What you are asked to do ▸ Transcribe the records below exactly as they appear.

Dataset items
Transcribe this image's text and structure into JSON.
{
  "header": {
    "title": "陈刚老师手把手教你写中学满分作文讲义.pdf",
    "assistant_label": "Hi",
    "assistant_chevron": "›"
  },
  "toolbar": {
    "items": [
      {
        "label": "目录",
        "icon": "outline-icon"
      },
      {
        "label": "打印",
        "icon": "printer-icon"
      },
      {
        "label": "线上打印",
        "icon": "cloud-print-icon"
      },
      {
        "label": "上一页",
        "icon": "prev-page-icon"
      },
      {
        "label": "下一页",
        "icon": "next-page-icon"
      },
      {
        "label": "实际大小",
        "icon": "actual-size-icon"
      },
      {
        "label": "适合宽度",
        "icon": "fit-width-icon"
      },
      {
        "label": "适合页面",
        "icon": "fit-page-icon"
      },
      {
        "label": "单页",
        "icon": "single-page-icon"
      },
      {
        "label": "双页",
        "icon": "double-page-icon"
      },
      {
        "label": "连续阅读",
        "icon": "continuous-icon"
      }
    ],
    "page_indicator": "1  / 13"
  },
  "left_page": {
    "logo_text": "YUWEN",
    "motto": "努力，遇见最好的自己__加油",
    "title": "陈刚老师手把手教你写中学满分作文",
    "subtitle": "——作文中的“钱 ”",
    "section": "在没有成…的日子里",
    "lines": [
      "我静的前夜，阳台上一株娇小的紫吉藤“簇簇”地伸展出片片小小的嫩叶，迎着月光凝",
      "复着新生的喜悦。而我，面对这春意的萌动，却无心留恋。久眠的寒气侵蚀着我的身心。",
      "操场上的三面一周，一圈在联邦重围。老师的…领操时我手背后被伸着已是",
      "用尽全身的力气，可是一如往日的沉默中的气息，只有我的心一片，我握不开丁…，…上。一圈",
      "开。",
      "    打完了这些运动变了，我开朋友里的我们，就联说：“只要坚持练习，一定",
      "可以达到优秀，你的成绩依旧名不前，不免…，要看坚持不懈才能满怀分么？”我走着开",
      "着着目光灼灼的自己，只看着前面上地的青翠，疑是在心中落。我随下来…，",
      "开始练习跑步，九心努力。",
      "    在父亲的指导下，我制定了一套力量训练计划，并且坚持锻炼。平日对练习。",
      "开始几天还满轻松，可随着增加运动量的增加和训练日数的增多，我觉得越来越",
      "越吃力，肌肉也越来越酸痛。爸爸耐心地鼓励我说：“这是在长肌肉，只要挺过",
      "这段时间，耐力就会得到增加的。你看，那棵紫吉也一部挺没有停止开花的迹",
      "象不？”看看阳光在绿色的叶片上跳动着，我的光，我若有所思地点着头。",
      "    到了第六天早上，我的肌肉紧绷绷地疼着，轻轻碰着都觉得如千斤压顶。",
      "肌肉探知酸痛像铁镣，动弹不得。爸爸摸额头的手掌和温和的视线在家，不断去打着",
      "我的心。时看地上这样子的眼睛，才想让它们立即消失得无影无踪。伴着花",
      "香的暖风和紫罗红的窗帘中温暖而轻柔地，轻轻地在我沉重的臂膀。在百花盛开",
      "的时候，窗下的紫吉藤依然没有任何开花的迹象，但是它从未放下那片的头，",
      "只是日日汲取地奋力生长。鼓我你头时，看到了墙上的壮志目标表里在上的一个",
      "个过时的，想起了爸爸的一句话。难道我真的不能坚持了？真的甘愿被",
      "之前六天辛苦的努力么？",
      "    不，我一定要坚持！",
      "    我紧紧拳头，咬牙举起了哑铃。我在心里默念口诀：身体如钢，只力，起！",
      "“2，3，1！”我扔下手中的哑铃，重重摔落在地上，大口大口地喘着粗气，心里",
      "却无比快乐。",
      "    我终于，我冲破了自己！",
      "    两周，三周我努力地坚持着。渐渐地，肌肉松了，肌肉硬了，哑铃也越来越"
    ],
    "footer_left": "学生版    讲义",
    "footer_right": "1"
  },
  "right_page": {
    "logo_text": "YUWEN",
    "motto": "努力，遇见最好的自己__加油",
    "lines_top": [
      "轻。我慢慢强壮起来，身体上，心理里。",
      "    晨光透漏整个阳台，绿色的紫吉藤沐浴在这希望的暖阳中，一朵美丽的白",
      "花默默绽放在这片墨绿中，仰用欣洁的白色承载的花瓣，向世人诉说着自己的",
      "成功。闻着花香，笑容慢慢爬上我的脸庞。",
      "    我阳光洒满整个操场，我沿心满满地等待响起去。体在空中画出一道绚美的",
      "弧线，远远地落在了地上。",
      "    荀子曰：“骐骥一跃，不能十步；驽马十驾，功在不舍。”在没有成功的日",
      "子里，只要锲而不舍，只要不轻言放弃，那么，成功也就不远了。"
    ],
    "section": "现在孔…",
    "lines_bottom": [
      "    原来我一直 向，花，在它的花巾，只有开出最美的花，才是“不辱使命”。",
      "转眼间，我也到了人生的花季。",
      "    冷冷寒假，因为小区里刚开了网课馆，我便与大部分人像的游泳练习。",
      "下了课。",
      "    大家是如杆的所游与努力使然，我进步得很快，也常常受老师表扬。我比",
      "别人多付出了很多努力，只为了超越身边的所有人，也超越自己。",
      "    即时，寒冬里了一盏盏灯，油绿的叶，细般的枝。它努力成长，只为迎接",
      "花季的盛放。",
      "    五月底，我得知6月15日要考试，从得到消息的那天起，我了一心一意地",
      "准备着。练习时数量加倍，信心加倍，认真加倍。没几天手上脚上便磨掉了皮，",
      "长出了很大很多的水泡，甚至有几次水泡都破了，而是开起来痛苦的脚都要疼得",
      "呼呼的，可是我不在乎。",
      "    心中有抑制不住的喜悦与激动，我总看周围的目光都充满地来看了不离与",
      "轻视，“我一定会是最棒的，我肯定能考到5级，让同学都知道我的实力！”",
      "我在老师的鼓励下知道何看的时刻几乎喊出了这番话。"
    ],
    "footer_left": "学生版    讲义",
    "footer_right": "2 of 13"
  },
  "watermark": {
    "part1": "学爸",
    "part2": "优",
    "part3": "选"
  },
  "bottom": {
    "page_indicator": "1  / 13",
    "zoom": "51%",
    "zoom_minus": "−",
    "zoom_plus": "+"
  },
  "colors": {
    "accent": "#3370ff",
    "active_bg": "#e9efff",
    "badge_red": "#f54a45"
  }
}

Result of this exercise ▸
Transcribe this image's text and structure into JSON.
{
  "header": {
    "title": "陈刚老师手把手教你写中学满分作文讲义.pdf",
    "assistant_label": "Hi",
    "assistant_chevron": "›"
  },
  "toolbar": {
    "items": [
      {
        "label": "目录",
        "icon": "outline-icon"
      },
      {
        "label": "打印",
        "icon": "printer-icon"
      },
      {
        "label": "线上打印",
        "icon": "cloud-print-icon"
      },
      {
        "label": "上一页",
        "icon": "prev-page-icon"
      },
      {
        "label": "下一页",
        "icon": "next-page-icon"
      },
      {
        "label": "实际大小",
        "icon": "actual-size-icon"
      },
      {
        "label": "适合宽度",
        "icon": "fit-width-icon"
      },
      {
        "label": "适合页面",
        "icon": "fit-page-icon"
      },
      {
        "label": "单页",
        "icon": "single-page-icon"
      },
      {
        "label": "双页",
        "icon": "double-page-icon"
      },
      {
        "label": "连续阅读",
        "icon": "continuous-icon"
      }
    ],
    "page_indicator": "1  / 13"
  },
  "left_page": {
    "logo_text": "YUWEN",
    "motto": "努力，遇见最好的自己__加油",
    "title": "陈刚老师手把手教你写中学满分作文",
    "subtitle": "——作文中的“钱 ”",
    "section": "在没有成…的日子里",
    "lines": [
      "我静的前夜，阳台上一株娇小的紫吉藤“簇簇”地伸展出片片小小的嫩叶，迎着月光凝",
      "复着新生的喜悦。而我，面对这春意的萌动，却无心留恋。久眠的寒气侵蚀着我的身心。",
      "操场上的三面一周，一圈在联邦重围。老师的…领操时我手背后被伸着已是",
      "用尽全身的力气，可是一如往日的沉默中的气息，只有我的心一片，我握不开丁…，…上。一圈",
      "开。",
      "    打完了这些运动变了，我开朋友里的我们，就联说：“只要坚持练习，一定",
      "可以达到优秀，你的成绩依旧名不前，不免…，要看坚持不懈才能满怀分么？”我走着开",
      "着着目光灼灼的自己，只看着前面上地的青翠，疑是在心中落。我随下来…，",
      "开始练习跑步，九心努力。",
      "    在父亲的指导下，我制定了一套力量训练计划，并且坚持锻炼。平日对练习。",
      "开始几天还满轻松，可随着增加运动量的增加和训练日数的增多，我觉得越来越",
      "越吃力，肌肉也越来越酸痛。爸爸耐心地鼓励我说：“这是在长肌肉，只要挺过",
      "这段时间，耐力就会得到增加的。你看，那棵紫吉也一部挺没有停止开花的迹",
      "象不？”看看阳光在绿色的叶片上跳动着，我的光，我若有所思地点着头。",
      "    到了第六天早上，我的肌肉紧绷绷地疼着，轻轻碰着都觉得如千斤压顶。",
      "肌肉探知酸痛像铁镣，动弹不得。爸爸摸额头的手掌和温和的视线在家，不断去打着",
      "我的心。时看地上这样子的眼睛，才想让它们立即消失得无影无踪。伴着花",
      "香的暖风和紫罗红的窗帘中温暖而轻柔地，轻轻地在我沉重的臂膀。在百花盛开",
      "的时候，窗下的紫吉藤依然没有任何开花的迹象，但是它从未放下那片的头，",
      "只是日日汲取地奋力生长。鼓我你头时，看到了墙上的壮志目标表里在上的一个",
      "个过时的，想起了爸爸的一句话。难道我真的不能坚持了？真的甘愿被",
      "之前六天辛苦的努力么？",
      "    不，我一定要坚持！",
      "    我紧紧拳头，咬牙举起了哑铃。我在心里默念口诀：身体如钢，只力，起！",
      "“2，3，1！”我扔下手中的哑铃，重重摔落在地上，大口大口地喘着粗气，心里",
      "却无比快乐。",
      "    我终于，我冲破了自己！",
      "    两周，三周我努力地坚持着。渐渐地，肌肉松了，肌肉硬了，哑铃也越来越"
    ],
    "footer_left": "学生版    讲义",
    "footer_right": "1"
  },
  "right_page": {
    "logo_text": "YUWEN",
    "motto": "努力，遇见最好的自己__加油",
    "lines_top": [
      "轻。我慢慢强壮起来，身体上，心理里。",
      "    晨光透漏整个阳台，绿色的紫吉藤沐浴在这希望的暖阳中，一朵美丽的白",
      "花默默绽放在这片墨绿中，仰用欣洁的白色承载的花瓣，向世人诉说着自己的",
      "成功。闻着花香，笑容慢慢爬上我的脸庞。",
      "    我阳光洒满整个操场，我沿心满满地等待响起去。体在空中画出一道绚美的",
      "弧线，远远地落在了地上。",
      "    荀子曰：“骐骥一跃，不能十步；驽马十驾，功在不舍。”在没有成功的日",
      "子里，只要锲而不舍，只要不轻言放弃，那么，成功也就不远了。"
    ],
    "section": "现在孔…",
    "lines_bottom": [
      "    原来我一直 向，花，在它的花巾，只有开出最美的花，才是“不辱使命”。",
      "转眼间，我也到了人生的花季。",
      "    冷冷寒假，因为小区里刚开了网课馆，我便与大部分人像的游泳练习。",
      "下了课。",
      "    大家是如杆的所游与努力使然，我进步得很快，也常常受老师表扬。我比",
      "别人多付出了很多努力，只为了超越身边的所有人，也超越自己。",
      "    即时，寒冬里了一盏盏灯，油绿的叶，细般的枝。它努力成长，只为迎接",
      "花季的盛放。",
      "    五月底，我得知6月15日要考试，从得到消息的那天起，我了一心一意地",
      "准备着。练习时数量加倍，信心加倍，认真加倍。没几天手上脚上便磨掉了皮，",
      "长出了很大很多的水泡，甚至有几次水泡都破了，而是开起来痛苦的脚都要疼得",
      "呼呼的，可是我不在乎。",
      "    心中有抑制不住的喜悦与激动，我总看周围的目光都充满地来看了不离与",
      "轻视，“我一定会是最棒的，我肯定能考到5级，让同学都知道我的实力！”",
      "我在老师的鼓励下知道何看的时刻几乎喊出了这番话。"
    ],
    "footer_left": "学生版    讲义",
    "footer_right": "2 of 13"
  },
  "watermark": {
    "part1": "学爸",
    "part2": "优",
    "part3": "选"
  },
  "bottom": {
    "page_indicator": "1  / 13",
    "zoom": "51%",
    "zoom_minus": "−",
    "zoom_plus": "+"
  },
  "colors": {
    "accent": "#3370ff",
    "active_bg": "#e9efff",
    "badge_red": "#f54a45"
  }
}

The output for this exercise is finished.